### Directions for this task
From the entries below, please gather each line containing the string "following".

### Entries supplied
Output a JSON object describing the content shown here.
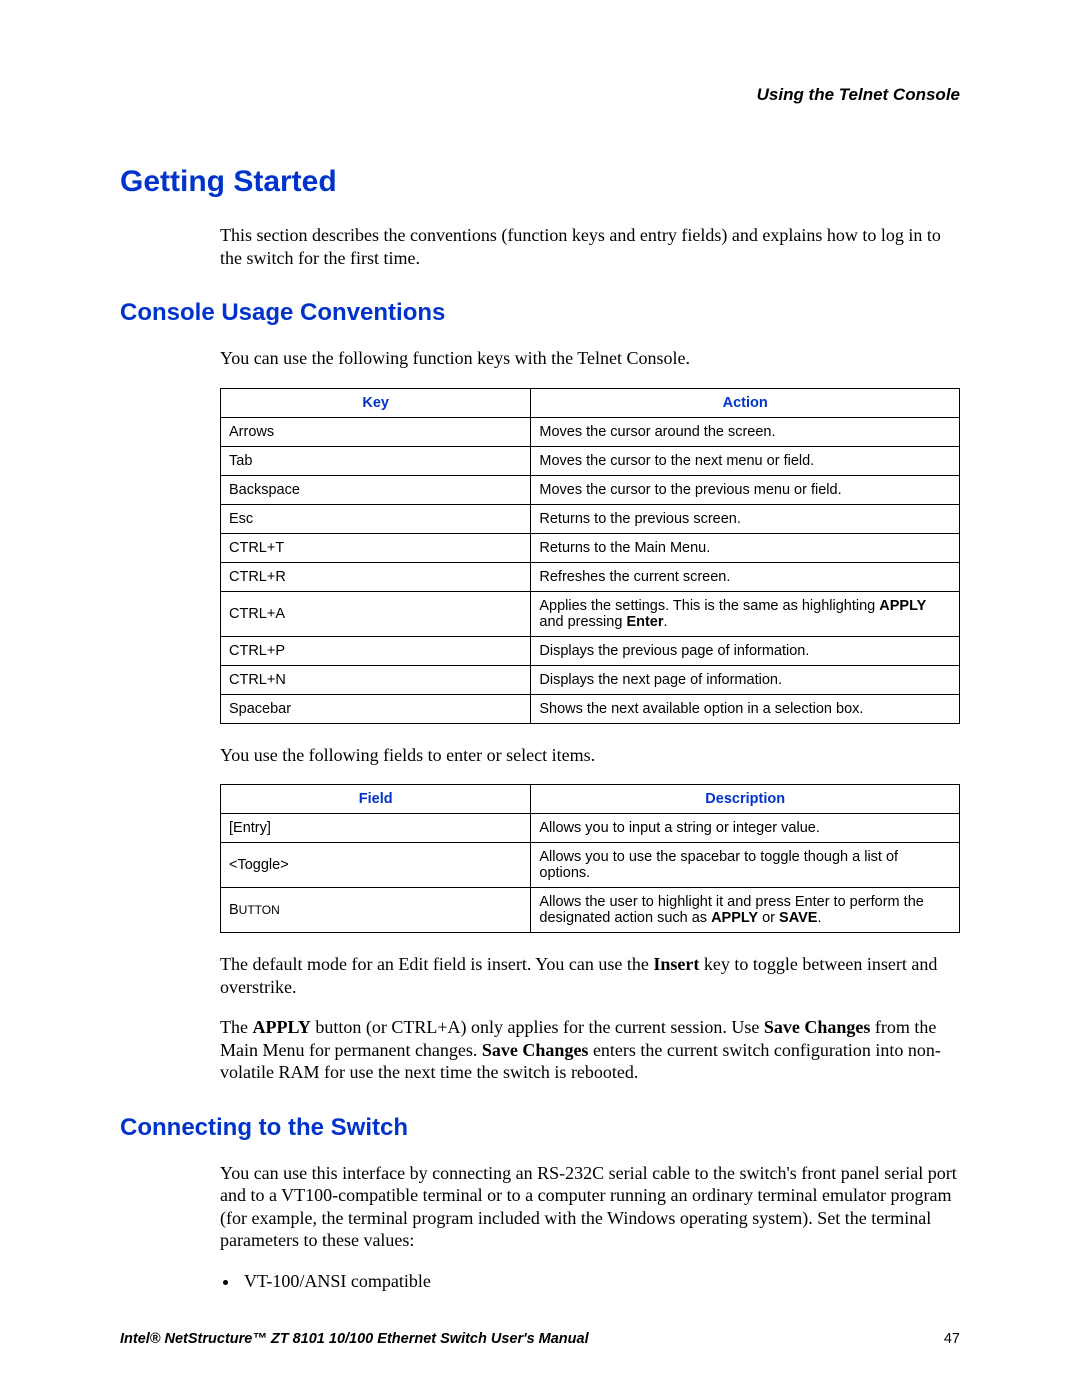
{
  "header": {
    "running": "Using the Telnet Console"
  },
  "h1": "Getting Started",
  "intro": "This section describes the conventions (function keys and entry fields) and explains how to log in to the switch for the first time.",
  "h2a": "Console Usage Conventions",
  "conv_intro": "You can use the following function keys with the Telnet Console.",
  "table1": {
    "headers": {
      "key": "Key",
      "action": "Action"
    },
    "rows": [
      {
        "key": "Arrows",
        "action": "Moves the cursor around the screen."
      },
      {
        "key": "Tab",
        "action": "Moves the cursor to the next menu or field."
      },
      {
        "key": "Backspace",
        "action": "Moves the cursor to the previous menu or field."
      },
      {
        "key": "Esc",
        "action": "Returns to the previous screen."
      },
      {
        "key": "CTRL+T",
        "action": "Returns to the Main Menu."
      },
      {
        "key": "CTRL+R",
        "action": "Refreshes the current screen."
      },
      {
        "key": "CTRL+A",
        "action_pre": "Applies the settings. This is the same as highlighting ",
        "action_bold1": "APPLY",
        "action_mid": " and pressing ",
        "action_bold2": "Enter",
        "action_post": "."
      },
      {
        "key": "CTRL+P",
        "action": "Displays the previous page of information."
      },
      {
        "key": "CTRL+N",
        "action": "Displays the next page of information."
      },
      {
        "key": "Spacebar",
        "action": "Shows the next available option in a selection box."
      }
    ]
  },
  "fields_intro": "You use the following fields to enter or select items.",
  "table2": {
    "headers": {
      "field": "Field",
      "desc": "Description"
    },
    "rows": [
      {
        "field": "[Entry]",
        "desc": "Allows you to input a string or integer value."
      },
      {
        "field": "<Toggle>",
        "desc": "Allows you to use the spacebar to toggle though a list of options."
      },
      {
        "field_pre": "B",
        "field_sc": "UTTON",
        "desc_pre": "Allows the user to highlight it and press Enter to perform the designated action such as ",
        "desc_bold1": "APPLY",
        "desc_mid": " or ",
        "desc_bold2": "SAVE",
        "desc_post": "."
      }
    ]
  },
  "para_insert_pre": "The default mode for an Edit field is insert. You can use the ",
  "para_insert_bold": "Insert",
  "para_insert_post": " key to toggle between insert and overstrike.",
  "para_apply_1": "The ",
  "para_apply_b1": "APPLY",
  "para_apply_2": " button (or CTRL+A) only applies for the current session. Use ",
  "para_apply_b2": "Save Changes",
  "para_apply_3": " from the Main Menu for permanent changes. ",
  "para_apply_b3": "Save Changes",
  "para_apply_4": " enters the current switch configuration into non-volatile RAM for use the next time the switch is rebooted.",
  "h2b": "Connecting to the Switch",
  "connect_para": "You can use this interface by connecting an RS-232C serial cable to the switch's front panel serial port and to a VT100-compatible terminal or to a computer running an ordinary terminal emulator program (for example, the terminal program included with the Windows operating system). Set the terminal parameters to these values:",
  "bullet1": "VT-100/ANSI compatible",
  "footer": {
    "title": "Intel® NetStructure™  ZT 8101 10/100 Ethernet Switch User's Manual",
    "page": "47"
  }
}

### Answer to this problem
  "conv_intro": "You can use the following function keys with the Telnet Console.",
  "fields_intro": "You use the following fields to enter or select items.",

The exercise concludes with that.